## Given instruction:
Copy each line exactly.

(Stored records)
━━━━━━━━━━━━━━━━━━━━━━━━━━━━━━

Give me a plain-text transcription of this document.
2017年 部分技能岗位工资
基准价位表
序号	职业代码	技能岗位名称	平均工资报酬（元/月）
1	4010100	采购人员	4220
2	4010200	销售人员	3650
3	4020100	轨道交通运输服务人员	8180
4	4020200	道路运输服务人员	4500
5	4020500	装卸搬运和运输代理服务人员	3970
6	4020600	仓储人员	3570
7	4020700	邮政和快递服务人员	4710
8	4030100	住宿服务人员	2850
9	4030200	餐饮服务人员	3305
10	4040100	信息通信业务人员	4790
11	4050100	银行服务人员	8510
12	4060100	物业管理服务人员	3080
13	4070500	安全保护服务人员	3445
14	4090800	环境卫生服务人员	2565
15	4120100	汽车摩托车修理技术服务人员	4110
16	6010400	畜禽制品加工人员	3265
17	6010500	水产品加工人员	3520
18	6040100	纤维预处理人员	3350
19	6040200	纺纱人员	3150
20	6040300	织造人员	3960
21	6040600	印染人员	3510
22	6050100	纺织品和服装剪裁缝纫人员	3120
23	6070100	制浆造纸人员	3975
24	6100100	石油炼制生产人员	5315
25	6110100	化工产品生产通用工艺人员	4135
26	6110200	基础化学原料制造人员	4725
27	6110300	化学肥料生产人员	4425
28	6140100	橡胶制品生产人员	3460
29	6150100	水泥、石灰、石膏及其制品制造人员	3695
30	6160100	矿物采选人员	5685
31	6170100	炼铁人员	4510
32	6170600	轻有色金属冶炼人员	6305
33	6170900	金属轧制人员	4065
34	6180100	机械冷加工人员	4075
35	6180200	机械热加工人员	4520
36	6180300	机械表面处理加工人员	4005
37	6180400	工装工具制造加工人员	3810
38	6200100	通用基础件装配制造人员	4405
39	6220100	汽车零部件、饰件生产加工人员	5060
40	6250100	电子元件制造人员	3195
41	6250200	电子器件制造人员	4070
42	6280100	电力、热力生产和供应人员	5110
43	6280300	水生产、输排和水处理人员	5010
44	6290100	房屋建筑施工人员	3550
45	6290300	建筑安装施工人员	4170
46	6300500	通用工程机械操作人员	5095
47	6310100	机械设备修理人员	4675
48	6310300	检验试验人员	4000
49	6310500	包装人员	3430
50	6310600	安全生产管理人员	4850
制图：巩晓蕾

━━━━━━━━━━━━━━━━━━━━━━━━━━━━━━

## Answer below:
Give me a plain-text transcription of this document.
2017年 部分技能岗位工资
基准价位表
序号	职业代码	技能岗位名称	平均工资报酬（元/月）
1	4010100	采购人员	4220
2	4010200	销售人员	3650
3	4020100	轨道交通运输服务人员	8180
4	4020200	道路运输服务人员	4500
5	4020500	装卸搬运和运输代理服务人员	3970
6	4020600	仓储人员	3570
7	4020700	邮政和快递服务人员	4710
8	4030100	住宿服务人员	2850
9	4030200	餐饮服务人员	3305
10	4040100	信息通信业务人员	4790
11	4050100	银行服务人员	8510
12	4060100	物业管理服务人员	3080
13	4070500	安全保护服务人员	3445
14	4090800	环境卫生服务人员	2565
15	4120100	汽车摩托车修理技术服务人员	4110
16	6010400	畜禽制品加工人员	3265
17	6010500	水产品加工人员	3520
18	6040100	纤维预处理人员	3350
19	6040200	纺纱人员	3150
20	6040300	织造人员	3960
21	6040600	印染人员	3510
22	6050100	纺织品和服装剪裁缝纫人员	3120
23	6070100	制浆造纸人员	3975
24	6100100	石油炼制生产人员	5315
25	6110100	化工产品生产通用工艺人员	4135
26	6110200	基础化学原料制造人员	4725
27	6110300	化学肥料生产人员	4425
28	6140100	橡胶制品生产人员	3460
29	6150100	水泥、石灰、石膏及其制品制造人员	3695
30	6160100	矿物采选人员	5685
31	6170100	炼铁人员	4510
32	6170600	轻有色金属冶炼人员	6305
33	6170900	金属轧制人员	4065
34	6180100	机械冷加工人员	4075
35	6180200	机械热加工人员	4520
36	6180300	机械表面处理加工人员	4005
37	6180400	工装工具制造加工人员	3810
38	6200100	通用基础件装配制造人员	4405
39	6220100	汽车零部件、饰件生产加工人员	5060
40	6250100	电子元件制造人员	3195
41	6250200	电子器件制造人员	4070
42	6280100	电力、热力生产和供应人员	5110
43	6280300	水生产、输排和水处理人员	5010
44	6290100	房屋建筑施工人员	3550
45	6290300	建筑安装施工人员	4170
46	6300500	通用工程机械操作人员	5095
47	6310100	机械设备修理人员	4675
48	6310300	检验试验人员	4000
49	6310500	包装人员	3430
50	6310600	安全生产管理人员	4850
制图：巩晓蕾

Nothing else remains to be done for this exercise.